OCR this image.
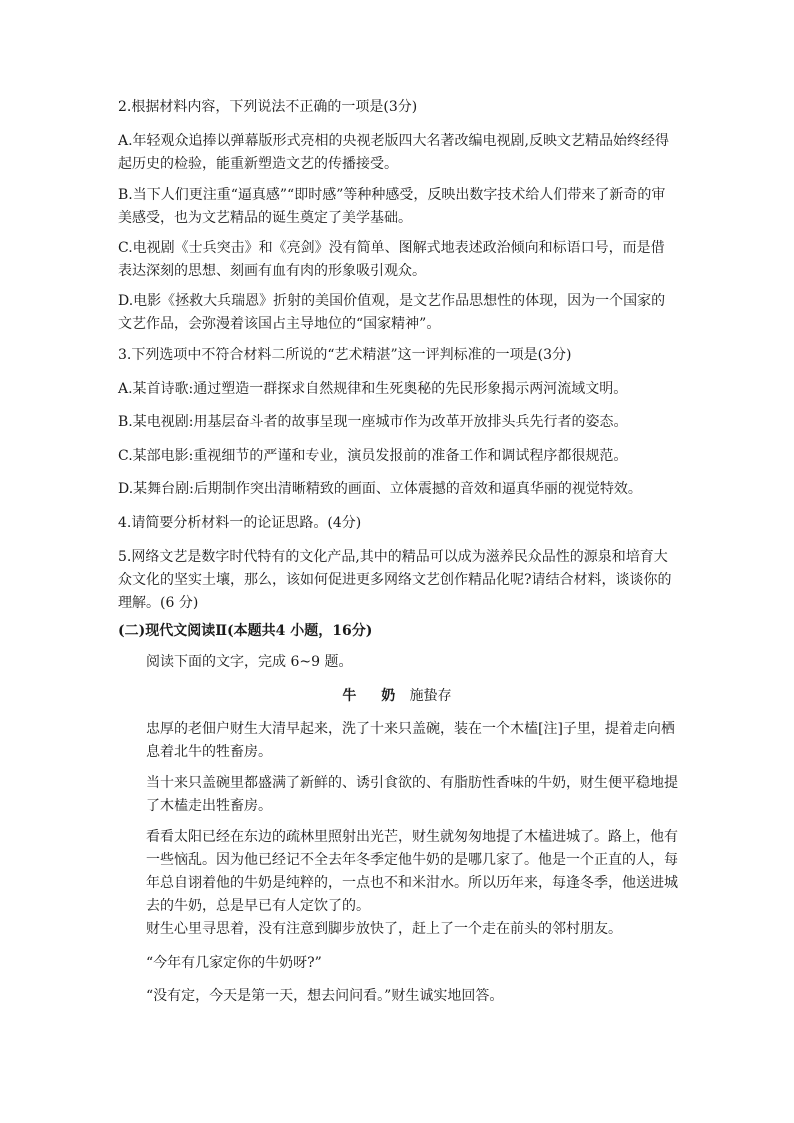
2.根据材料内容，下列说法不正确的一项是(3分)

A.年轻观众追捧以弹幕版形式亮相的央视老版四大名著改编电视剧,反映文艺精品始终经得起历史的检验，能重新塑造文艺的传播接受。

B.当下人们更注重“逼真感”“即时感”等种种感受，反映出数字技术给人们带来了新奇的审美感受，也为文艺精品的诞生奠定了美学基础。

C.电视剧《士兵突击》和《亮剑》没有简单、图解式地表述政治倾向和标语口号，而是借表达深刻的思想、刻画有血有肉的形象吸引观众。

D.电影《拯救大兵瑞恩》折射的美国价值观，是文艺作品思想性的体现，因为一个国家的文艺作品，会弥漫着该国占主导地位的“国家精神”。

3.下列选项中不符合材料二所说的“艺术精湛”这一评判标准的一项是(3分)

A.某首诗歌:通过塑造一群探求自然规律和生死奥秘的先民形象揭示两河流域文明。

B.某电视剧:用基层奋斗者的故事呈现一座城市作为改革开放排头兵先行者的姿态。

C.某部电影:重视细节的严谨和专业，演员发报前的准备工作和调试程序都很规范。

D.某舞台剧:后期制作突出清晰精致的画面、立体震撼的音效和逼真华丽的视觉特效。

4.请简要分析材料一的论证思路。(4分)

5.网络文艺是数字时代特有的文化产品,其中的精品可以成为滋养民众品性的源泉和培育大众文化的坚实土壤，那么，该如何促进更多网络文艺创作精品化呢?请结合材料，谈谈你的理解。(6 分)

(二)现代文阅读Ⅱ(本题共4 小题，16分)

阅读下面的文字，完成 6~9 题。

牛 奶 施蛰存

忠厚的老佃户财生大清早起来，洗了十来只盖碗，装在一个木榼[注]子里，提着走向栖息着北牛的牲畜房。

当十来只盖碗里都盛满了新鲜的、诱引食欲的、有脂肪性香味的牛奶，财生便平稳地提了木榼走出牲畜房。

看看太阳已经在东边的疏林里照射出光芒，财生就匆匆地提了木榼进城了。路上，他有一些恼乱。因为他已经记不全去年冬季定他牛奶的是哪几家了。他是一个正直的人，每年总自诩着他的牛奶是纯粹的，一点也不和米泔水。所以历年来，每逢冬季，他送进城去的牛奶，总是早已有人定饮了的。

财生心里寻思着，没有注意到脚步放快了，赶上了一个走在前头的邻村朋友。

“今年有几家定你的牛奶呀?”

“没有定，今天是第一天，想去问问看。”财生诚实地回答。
= = =
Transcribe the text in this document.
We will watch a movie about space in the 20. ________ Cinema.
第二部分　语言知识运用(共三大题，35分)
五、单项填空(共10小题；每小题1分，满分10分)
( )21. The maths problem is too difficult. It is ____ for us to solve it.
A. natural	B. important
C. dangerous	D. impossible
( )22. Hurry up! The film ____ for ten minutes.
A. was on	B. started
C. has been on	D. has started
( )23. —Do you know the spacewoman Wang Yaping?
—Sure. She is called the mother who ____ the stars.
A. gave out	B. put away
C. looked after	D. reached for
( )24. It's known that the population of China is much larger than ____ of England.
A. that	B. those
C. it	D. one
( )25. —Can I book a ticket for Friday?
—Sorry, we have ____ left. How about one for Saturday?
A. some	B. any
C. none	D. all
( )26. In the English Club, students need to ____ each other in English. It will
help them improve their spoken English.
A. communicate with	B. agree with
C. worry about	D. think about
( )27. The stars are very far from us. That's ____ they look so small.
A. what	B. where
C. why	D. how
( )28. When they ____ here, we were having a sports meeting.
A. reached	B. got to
= = =
**WHAT YOU SHOULD DO:**
Identify each line containing the string "this" and copy it out.

**FINISHED ANSWER:**
OCR this image.
Transcribe the text in this document.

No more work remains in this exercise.